# [Exercise objective]
Return only the number of lines in the entries below that hold the word "tylko".

Extracted records
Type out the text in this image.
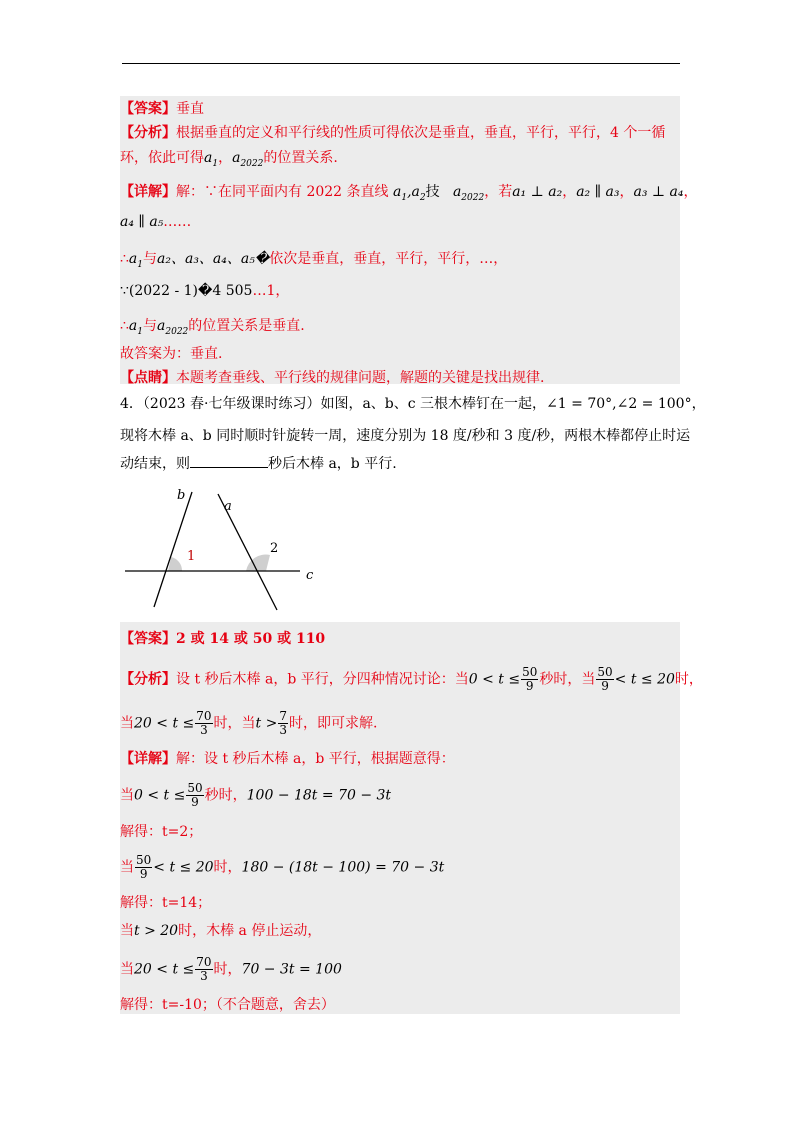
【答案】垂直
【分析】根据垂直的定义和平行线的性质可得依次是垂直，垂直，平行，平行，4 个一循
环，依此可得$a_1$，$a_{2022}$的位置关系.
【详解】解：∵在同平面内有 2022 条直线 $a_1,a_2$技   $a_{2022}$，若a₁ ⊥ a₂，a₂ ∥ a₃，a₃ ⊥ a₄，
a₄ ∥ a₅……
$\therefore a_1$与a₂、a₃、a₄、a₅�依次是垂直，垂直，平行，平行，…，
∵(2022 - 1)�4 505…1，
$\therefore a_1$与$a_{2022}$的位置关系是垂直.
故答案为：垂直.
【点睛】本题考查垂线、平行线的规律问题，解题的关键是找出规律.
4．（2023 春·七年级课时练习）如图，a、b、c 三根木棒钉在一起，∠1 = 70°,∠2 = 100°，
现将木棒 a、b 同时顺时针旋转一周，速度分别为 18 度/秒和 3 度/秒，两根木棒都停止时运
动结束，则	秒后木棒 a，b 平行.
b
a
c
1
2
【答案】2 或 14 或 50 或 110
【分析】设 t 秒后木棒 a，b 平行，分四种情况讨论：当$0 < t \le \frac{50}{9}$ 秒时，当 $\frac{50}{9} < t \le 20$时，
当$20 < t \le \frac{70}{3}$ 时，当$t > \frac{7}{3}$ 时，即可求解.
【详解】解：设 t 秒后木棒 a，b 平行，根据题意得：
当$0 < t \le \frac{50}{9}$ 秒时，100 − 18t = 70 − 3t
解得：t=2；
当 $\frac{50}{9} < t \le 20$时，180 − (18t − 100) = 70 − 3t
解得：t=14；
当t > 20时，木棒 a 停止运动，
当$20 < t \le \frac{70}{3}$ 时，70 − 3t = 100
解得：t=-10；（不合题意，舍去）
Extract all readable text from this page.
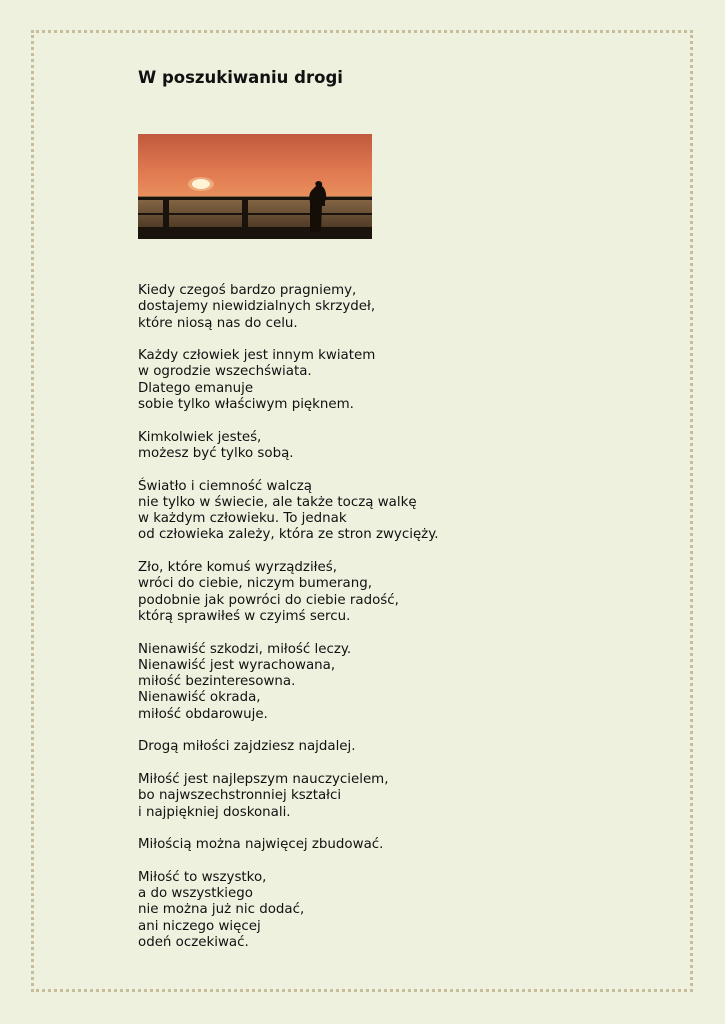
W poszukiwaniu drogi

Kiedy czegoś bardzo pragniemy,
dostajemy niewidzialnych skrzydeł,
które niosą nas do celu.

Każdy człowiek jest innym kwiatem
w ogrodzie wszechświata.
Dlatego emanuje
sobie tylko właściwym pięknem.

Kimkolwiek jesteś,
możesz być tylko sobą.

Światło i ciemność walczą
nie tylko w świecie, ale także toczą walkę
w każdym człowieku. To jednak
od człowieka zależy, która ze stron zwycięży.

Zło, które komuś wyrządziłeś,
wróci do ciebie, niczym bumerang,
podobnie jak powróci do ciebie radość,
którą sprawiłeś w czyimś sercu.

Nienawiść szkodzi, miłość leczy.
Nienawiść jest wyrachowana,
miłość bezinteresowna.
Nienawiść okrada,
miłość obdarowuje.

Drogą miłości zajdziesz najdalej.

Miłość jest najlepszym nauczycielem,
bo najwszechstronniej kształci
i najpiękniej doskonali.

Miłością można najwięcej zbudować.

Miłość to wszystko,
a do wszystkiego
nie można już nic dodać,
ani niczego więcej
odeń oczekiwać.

# [Solution to the problem]
3